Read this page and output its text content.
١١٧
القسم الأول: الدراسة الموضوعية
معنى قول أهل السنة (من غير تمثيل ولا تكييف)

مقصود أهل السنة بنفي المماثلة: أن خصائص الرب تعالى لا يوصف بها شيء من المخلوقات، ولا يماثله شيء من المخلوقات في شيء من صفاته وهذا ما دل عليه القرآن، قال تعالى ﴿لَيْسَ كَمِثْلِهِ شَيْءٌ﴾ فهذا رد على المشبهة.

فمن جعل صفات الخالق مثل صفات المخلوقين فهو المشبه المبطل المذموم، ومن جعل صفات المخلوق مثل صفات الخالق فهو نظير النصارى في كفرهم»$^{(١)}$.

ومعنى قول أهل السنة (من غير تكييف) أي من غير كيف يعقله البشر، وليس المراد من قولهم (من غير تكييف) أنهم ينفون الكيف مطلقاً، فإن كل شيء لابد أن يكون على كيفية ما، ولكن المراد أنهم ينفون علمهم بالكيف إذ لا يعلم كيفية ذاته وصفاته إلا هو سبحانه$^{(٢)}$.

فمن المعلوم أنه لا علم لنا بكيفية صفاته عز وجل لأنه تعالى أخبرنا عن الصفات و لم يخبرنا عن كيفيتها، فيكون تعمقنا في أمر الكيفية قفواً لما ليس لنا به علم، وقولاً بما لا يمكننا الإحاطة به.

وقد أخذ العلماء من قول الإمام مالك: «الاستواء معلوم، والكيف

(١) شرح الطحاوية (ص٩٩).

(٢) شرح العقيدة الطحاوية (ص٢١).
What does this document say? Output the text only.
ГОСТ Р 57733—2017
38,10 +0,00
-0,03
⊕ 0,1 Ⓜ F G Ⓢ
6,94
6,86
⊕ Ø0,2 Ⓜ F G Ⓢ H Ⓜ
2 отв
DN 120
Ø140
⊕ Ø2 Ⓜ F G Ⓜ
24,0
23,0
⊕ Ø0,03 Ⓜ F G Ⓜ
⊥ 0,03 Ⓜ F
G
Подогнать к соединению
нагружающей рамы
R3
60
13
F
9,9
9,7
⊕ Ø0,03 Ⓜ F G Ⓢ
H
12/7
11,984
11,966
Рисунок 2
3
◇ ◇ ◇
Copy out each record from above, exactly.

Read this page and output its text content.
١١٧
القسم الأول: الدراسة الموضوعية
معنى قول أهل السنة (من غير تمثيل ولا تكييف)

مقصود أهل السنة بنفي المماثلة: أن خصائص الرب تعالى لا يوصف بها شيء من المخلوقات، ولا يماثله شيء من المخلوقات في شيء من صفاته وهذا ما دل عليه القرآن، قال تعالى ﴿لَيْسَ كَمِثْلِهِ شَيْءٌ﴾ فهذا رد على المشبهة.

فمن جعل صفات الخالق مثل صفات المخلوقين فهو المشبه المبطل المذموم، ومن جعل صفات المخلوق مثل صفات الخالق فهو نظير النصارى في كفرهم»$^{(١)}$.

ومعنى قول أهل السنة (من غير تكييف) أي من غير كيف يعقله البشر، وليس المراد من قولهم (من غير تكييف) أنهم ينفون الكيف مطلقاً، فإن كل شيء لابد أن يكون على كيفية ما، ولكن المراد أنهم ينفون علمهم بالكيف إذ لا يعلم كيفية ذاته وصفاته إلا هو سبحانه$^{(٢)}$.

فمن المعلوم أنه لا علم لنا بكيفية صفاته عز وجل لأنه تعالى أخبرنا عن الصفات و لم يخبرنا عن كيفيتها، فيكون تعمقنا في أمر الكيفية قفواً لما ليس لنا به علم، وقولاً بما لا يمكننا الإحاطة به.

وقد أخذ العلماء من قول الإمام مالك: «الاستواء معلوم، والكيف

(١) شرح الطحاوية (ص٩٩).

(٢) شرح العقيدة الطحاوية (ص٢١).
What does this document say? Output the text only.
ГОСТ Р 57733—2017
38,10 +0,00
-0,03
⊕ 0,1 Ⓜ F G Ⓢ
6,94
6,86
⊕ Ø0,2 Ⓜ F G Ⓢ H Ⓜ
2 отв
DN 120
Ø140
⊕ Ø2 Ⓜ F G Ⓜ
24,0
23,0
⊕ Ø0,03 Ⓜ F G Ⓜ
⊥ 0,03 Ⓜ F
G
Подогнать к соединению
нагружающей рамы
R3
60
13
F
9,9
9,7
⊕ Ø0,03 Ⓜ F G Ⓢ
H
12/7
11,984
11,966
Рисунок 2
3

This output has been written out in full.